Locate the string "content" in the records below. Copy every line where it occurs.

■ DATA IN THIS EXERCISE:
◇ ◇ ◇

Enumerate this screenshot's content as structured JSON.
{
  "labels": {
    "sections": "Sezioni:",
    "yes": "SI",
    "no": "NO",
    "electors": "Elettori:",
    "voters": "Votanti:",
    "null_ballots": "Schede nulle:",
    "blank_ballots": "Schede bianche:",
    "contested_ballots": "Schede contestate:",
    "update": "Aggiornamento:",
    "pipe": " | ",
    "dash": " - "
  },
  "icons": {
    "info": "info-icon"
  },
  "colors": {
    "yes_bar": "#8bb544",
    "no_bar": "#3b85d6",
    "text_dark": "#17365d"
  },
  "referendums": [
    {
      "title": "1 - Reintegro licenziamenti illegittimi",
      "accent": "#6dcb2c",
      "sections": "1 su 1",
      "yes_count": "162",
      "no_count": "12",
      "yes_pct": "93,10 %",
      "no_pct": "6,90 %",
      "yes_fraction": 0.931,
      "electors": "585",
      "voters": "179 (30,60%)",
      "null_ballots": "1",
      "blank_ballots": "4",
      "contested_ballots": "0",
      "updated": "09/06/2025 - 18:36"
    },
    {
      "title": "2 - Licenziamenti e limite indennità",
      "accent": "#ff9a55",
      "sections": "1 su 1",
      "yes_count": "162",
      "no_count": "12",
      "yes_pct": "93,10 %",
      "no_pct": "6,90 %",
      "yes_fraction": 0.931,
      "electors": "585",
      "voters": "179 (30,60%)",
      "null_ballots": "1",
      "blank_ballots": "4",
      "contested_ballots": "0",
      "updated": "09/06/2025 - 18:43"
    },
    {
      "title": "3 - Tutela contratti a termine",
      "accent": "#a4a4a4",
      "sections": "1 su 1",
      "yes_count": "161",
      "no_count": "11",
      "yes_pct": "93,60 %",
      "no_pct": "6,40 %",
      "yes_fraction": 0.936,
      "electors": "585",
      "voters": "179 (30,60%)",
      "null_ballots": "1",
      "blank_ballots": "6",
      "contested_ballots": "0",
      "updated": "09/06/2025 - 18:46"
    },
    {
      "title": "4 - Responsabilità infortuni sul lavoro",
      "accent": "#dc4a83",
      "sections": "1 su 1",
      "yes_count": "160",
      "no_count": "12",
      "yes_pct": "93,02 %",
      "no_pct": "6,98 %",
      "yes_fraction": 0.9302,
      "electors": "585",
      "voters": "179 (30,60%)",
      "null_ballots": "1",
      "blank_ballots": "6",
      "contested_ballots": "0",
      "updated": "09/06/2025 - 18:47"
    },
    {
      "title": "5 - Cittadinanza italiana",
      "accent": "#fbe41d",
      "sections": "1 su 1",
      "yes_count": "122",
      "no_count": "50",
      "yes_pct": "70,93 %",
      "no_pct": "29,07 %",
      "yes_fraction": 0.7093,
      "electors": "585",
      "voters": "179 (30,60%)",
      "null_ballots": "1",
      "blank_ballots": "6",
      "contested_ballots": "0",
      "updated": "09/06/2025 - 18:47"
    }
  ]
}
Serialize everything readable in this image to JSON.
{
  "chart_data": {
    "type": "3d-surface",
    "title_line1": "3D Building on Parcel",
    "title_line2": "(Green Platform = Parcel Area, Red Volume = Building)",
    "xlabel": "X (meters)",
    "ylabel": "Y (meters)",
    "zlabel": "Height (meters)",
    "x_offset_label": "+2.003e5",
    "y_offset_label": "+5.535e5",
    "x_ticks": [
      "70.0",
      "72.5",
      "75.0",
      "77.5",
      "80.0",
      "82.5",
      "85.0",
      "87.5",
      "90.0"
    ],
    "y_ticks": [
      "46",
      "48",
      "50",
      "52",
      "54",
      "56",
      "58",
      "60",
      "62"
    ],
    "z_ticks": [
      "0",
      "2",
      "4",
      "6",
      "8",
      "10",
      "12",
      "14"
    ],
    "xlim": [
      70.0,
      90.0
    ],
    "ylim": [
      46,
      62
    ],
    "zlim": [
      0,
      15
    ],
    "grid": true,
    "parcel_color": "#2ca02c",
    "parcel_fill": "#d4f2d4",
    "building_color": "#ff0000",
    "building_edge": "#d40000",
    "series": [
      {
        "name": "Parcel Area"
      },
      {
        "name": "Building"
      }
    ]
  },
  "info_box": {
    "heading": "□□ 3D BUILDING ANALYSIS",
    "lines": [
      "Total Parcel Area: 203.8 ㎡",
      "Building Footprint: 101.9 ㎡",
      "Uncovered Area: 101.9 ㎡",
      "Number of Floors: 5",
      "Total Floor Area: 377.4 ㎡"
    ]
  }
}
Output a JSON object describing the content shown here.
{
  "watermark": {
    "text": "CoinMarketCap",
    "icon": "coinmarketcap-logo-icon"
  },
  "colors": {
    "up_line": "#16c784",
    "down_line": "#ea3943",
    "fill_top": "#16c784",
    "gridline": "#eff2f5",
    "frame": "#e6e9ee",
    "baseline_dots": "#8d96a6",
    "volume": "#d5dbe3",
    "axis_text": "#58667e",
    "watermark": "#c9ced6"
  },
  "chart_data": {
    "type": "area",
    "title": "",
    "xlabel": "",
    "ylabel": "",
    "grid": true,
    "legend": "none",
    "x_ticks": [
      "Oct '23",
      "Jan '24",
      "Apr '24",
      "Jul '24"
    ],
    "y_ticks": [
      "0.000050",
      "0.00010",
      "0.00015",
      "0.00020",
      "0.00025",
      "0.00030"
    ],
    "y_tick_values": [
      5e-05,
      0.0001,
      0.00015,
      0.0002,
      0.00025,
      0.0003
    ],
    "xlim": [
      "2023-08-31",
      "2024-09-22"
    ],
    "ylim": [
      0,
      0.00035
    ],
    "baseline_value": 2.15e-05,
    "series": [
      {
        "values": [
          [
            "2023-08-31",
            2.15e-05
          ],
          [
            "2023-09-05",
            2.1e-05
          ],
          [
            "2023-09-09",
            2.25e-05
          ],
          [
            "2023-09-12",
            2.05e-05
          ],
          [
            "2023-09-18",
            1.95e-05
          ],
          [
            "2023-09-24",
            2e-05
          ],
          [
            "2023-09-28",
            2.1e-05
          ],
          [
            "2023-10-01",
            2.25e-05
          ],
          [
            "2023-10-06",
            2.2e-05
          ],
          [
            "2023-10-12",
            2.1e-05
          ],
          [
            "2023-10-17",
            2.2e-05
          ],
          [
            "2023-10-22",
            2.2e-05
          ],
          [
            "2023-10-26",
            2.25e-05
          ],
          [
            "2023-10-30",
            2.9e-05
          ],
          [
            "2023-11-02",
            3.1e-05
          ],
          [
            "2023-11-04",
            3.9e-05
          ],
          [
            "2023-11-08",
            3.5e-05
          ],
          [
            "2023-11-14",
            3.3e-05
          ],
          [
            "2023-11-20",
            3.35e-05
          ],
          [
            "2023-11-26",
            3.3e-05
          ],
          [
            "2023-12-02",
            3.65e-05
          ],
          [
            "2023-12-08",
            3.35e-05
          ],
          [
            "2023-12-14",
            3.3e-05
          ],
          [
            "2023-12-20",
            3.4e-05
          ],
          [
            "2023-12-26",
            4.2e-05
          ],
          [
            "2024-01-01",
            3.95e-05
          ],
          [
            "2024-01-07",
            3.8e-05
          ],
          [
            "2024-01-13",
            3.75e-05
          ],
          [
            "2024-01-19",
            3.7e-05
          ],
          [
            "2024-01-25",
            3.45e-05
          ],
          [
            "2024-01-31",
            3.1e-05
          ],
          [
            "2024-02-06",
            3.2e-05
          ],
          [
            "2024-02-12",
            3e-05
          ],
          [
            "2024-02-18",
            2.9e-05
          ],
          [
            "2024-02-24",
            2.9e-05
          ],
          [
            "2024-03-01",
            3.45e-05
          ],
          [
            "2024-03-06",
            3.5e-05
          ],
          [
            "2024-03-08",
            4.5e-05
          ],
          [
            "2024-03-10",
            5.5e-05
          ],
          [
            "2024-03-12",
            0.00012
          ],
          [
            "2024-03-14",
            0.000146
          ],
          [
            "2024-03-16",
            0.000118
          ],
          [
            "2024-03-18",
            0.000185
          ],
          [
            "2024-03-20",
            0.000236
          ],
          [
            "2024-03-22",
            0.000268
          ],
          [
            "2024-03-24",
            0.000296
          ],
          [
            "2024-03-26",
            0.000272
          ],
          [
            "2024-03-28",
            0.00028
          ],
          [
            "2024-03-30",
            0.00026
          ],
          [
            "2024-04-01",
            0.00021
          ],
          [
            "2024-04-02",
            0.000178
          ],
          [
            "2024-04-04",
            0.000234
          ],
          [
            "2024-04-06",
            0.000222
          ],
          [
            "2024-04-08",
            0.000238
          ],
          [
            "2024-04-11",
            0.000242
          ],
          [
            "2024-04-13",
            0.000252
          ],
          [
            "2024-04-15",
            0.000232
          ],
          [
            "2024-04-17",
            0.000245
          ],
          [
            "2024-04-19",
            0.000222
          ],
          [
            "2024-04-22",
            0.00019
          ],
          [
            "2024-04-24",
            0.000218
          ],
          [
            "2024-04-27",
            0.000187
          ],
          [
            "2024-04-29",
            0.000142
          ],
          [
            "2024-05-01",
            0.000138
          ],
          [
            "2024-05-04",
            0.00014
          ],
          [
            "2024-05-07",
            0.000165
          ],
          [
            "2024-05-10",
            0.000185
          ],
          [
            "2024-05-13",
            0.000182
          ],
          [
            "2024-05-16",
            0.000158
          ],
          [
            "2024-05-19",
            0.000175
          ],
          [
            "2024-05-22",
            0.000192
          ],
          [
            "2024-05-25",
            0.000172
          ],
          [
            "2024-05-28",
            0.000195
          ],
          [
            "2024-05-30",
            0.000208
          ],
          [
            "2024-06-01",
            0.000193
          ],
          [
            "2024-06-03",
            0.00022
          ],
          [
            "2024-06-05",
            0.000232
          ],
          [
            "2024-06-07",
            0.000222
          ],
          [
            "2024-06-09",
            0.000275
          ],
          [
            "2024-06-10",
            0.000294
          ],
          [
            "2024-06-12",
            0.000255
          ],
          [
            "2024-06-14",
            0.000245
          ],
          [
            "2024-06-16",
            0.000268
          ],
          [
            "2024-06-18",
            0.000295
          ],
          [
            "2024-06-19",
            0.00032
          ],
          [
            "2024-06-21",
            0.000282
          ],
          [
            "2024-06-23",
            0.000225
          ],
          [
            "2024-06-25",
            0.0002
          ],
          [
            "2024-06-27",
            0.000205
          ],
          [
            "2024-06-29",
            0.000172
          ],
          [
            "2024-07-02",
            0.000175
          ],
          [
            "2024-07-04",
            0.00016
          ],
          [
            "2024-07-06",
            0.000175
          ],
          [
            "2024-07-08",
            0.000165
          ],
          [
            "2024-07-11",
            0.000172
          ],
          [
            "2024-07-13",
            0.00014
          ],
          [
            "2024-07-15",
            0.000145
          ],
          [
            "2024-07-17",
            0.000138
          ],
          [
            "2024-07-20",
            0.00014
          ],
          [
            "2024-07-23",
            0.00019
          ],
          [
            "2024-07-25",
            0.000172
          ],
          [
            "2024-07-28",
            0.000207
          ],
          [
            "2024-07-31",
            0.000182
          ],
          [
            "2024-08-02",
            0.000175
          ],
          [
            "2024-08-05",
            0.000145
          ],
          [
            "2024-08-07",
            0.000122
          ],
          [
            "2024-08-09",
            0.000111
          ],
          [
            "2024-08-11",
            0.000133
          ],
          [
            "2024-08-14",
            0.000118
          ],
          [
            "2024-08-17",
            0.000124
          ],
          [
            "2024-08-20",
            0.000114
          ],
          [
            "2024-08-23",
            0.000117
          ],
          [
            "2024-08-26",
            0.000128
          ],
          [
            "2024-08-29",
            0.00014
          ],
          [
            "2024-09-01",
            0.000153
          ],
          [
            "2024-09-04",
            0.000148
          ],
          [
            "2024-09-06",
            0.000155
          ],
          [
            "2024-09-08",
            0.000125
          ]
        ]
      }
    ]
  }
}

◇ ◇ ◇

■ WRITTEN RESPONSE:
Enumerate this screenshot's content as structured JSON.
Output a JSON object describing the content shown here.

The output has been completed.